- Text to read -
<<<<
The success of The Tudors has led me to believe that a cracking TV series could be formed out of yet another formidably exciting period of England's history - The War of the Roses, which encompasses numerous personal rivalries, wars, battles and love affairs stemming from Edward III's reign through to Henry VIII's own father and the final de facto 'victor', Henry VII. Indeed, I'm of a mind to plot out a script myself!

A Room With A View to air on ITV on Nov 4th

ITV's adaptation of EM Forster's A Room With A View is set to air November 4th, on ITV1 at 9.00pm. The trailer looks promising enough - lots of high drama and high octane kissing action, but definitely darker than the famous 1985 Merchant Ivory version, which launched Helena Bonham-Carter's acting career. I loved the earlier film, despite its being a piece of frothy, nostalgic whimsy, set in sun-soaked Edwardian England and a gloriously luminous Italy, and even with an abysmal Julian Sands as Lucy Honeychurch's young love interest, George Emerson - the eponymous Merchant Ivory 'heritage' film. Almost defining a genre unto itself.
>>>>
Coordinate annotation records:
<<<<
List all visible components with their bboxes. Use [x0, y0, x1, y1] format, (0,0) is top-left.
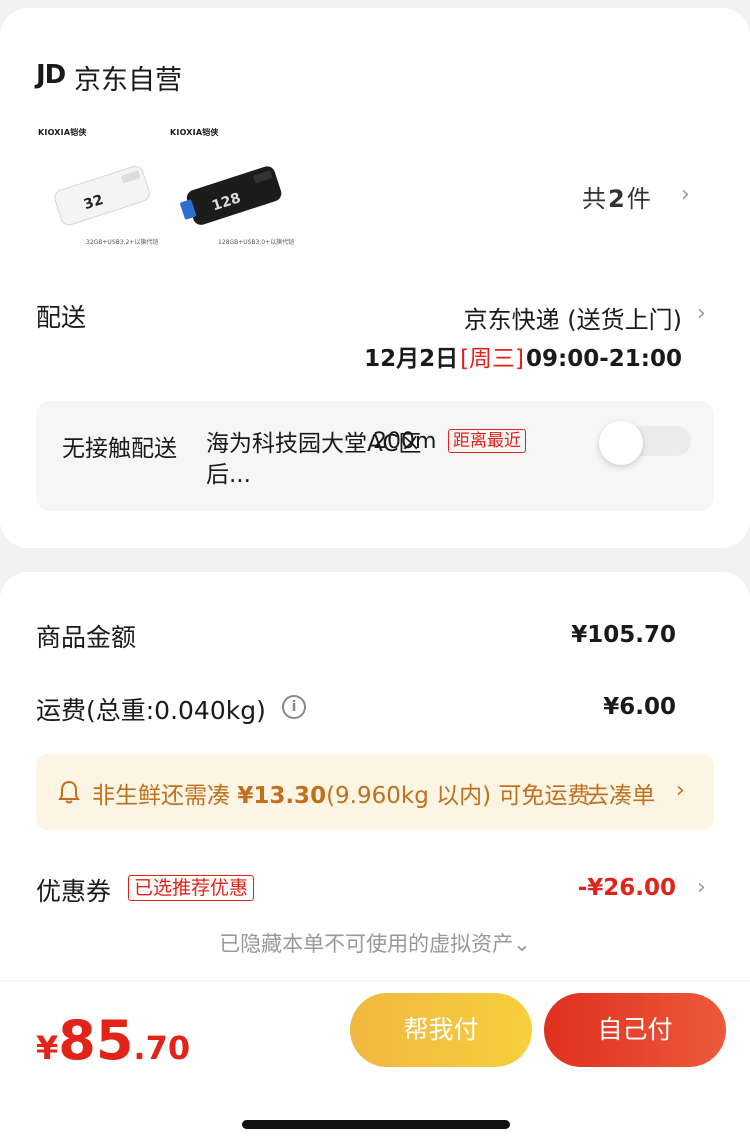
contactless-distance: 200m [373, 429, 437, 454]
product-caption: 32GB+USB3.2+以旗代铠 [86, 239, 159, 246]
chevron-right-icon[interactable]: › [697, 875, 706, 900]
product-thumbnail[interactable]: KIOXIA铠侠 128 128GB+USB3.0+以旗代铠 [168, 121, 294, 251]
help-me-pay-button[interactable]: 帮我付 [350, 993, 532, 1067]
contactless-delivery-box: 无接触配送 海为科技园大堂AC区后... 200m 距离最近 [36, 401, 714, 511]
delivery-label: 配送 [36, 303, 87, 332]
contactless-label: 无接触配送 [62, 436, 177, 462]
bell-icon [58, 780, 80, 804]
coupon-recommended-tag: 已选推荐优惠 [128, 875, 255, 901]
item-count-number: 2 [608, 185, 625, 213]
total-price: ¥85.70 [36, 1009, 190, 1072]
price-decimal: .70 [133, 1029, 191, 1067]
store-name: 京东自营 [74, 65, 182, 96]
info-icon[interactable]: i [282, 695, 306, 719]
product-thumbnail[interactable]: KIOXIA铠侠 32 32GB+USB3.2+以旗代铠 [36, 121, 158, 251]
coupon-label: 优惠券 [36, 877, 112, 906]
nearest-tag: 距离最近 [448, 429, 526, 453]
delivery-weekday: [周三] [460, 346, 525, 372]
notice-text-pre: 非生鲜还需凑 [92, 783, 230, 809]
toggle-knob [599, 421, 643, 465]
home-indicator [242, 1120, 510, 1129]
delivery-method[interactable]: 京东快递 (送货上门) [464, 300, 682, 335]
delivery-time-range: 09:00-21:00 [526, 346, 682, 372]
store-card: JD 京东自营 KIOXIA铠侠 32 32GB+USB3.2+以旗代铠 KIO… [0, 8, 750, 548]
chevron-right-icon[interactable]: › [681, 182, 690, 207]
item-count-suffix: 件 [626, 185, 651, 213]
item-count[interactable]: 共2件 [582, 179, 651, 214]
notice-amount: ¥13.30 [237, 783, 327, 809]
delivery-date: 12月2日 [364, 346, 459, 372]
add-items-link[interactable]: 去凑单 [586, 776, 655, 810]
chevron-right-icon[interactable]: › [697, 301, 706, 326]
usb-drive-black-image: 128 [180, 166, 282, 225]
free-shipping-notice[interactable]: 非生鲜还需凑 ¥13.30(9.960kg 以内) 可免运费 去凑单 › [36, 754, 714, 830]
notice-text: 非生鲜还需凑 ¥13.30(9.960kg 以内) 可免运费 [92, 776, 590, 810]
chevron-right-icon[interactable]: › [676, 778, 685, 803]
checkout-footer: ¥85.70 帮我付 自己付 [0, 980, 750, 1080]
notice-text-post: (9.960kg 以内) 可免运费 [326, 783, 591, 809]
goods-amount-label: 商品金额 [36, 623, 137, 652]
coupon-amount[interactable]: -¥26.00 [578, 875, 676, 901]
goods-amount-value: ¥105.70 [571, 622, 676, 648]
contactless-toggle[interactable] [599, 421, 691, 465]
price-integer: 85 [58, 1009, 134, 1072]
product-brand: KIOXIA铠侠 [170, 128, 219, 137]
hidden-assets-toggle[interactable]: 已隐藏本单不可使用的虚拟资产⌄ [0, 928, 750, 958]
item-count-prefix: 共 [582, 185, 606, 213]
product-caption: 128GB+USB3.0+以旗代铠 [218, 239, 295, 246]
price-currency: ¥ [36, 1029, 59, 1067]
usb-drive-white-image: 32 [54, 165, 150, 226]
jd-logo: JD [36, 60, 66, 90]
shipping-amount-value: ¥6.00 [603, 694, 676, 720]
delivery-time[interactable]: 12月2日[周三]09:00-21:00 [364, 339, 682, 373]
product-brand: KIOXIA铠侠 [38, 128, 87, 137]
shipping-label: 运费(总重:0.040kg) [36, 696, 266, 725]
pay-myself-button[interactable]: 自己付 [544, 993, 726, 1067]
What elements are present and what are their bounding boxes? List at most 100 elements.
>>>>
- Exercise tasks -
1 – In the TV blog text, at what time and on which channel will ITV's adaptation of A Room With A View air?
2 – Select every line in the listing that contains the string "京东自营".

- Responses to the exercise -
1 – At 9.00pm on ITV1.

2 –
store-name: 京东自营 [74, 65, 182, 96]
store-card: JD 京东自营 KIOXIA铠侠 32 32GB+USB3.2+以旗代铠 KIO… [0, 8, 750, 548]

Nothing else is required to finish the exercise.